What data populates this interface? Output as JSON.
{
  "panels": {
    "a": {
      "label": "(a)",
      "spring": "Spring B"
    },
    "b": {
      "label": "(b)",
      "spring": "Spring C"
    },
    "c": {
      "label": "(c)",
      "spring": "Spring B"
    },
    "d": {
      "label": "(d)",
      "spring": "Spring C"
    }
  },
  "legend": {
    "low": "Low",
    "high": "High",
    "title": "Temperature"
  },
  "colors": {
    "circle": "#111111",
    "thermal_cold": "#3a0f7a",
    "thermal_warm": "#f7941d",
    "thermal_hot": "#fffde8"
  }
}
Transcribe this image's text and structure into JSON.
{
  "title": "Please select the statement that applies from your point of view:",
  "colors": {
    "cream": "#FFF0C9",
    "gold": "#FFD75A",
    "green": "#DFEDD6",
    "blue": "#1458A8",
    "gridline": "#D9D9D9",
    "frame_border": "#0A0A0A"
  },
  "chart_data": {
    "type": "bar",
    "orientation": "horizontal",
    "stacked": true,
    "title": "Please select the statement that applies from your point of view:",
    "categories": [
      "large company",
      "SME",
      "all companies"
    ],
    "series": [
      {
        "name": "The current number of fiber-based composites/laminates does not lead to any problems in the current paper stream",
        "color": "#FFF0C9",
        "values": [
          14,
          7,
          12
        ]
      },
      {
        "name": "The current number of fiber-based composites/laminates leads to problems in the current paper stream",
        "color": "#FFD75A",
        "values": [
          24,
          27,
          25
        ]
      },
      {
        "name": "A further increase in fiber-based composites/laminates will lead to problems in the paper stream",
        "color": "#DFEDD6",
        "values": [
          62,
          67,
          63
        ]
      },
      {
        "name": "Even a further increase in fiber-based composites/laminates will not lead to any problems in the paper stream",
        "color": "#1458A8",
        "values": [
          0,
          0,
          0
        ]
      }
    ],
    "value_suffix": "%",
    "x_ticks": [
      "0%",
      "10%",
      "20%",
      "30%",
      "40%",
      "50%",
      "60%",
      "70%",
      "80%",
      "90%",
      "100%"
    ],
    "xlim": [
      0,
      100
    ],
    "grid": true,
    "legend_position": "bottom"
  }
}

====

-- INSTRUCTION --
Could you transcribe the records in full, exactly?

-- THE REPLY --
What data populates this interface? Output as JSON.
{
  "panels": {
    "a": {
      "label": "(a)",
      "spring": "Spring B"
    },
    "b": {
      "label": "(b)",
      "spring": "Spring C"
    },
    "c": {
      "label": "(c)",
      "spring": "Spring B"
    },
    "d": {
      "label": "(d)",
      "spring": "Spring C"
    }
  },
  "legend": {
    "low": "Low",
    "high": "High",
    "title": "Temperature"
  },
  "colors": {
    "circle": "#111111",
    "thermal_cold": "#3a0f7a",
    "thermal_warm": "#f7941d",
    "thermal_hot": "#fffde8"
  }
}
Transcribe this image's text and structure into JSON.
{
  "title": "Please select the statement that applies from your point of view:",
  "colors": {
    "cream": "#FFF0C9",
    "gold": "#FFD75A",
    "green": "#DFEDD6",
    "blue": "#1458A8",
    "gridline": "#D9D9D9",
    "frame_border": "#0A0A0A"
  },
  "chart_data": {
    "type": "bar",
    "orientation": "horizontal",
    "stacked": true,
    "title": "Please select the statement that applies from your point of view:",
    "categories": [
      "large company",
      "SME",
      "all companies"
    ],
    "series": [
      {
        "name": "The current number of fiber-based composites/laminates does not lead to any problems in the current paper stream",
        "color": "#FFF0C9",
        "values": [
          14,
          7,
          12
        ]
      },
      {
        "name": "The current number of fiber-based composites/laminates leads to problems in the current paper stream",
        "color": "#FFD75A",
        "values": [
          24,
          27,
          25
        ]
      },
      {
        "name": "A further increase in fiber-based composites/laminates will lead to problems in the paper stream",
        "color": "#DFEDD6",
        "values": [
          62,
          67,
          63
        ]
      },
      {
        "name": "Even a further increase in fiber-based composites/laminates will not lead to any problems in the paper stream",
        "color": "#1458A8",
        "values": [
          0,
          0,
          0
        ]
      }
    ],
    "value_suffix": "%",
    "x_ticks": [
      "0%",
      "10%",
      "20%",
      "30%",
      "40%",
      "50%",
      "60%",
      "70%",
      "80%",
      "90%",
      "100%"
    ],
    "xlim": [
      0,
      100
    ],
    "grid": true,
    "legend_position": "bottom"
  }
}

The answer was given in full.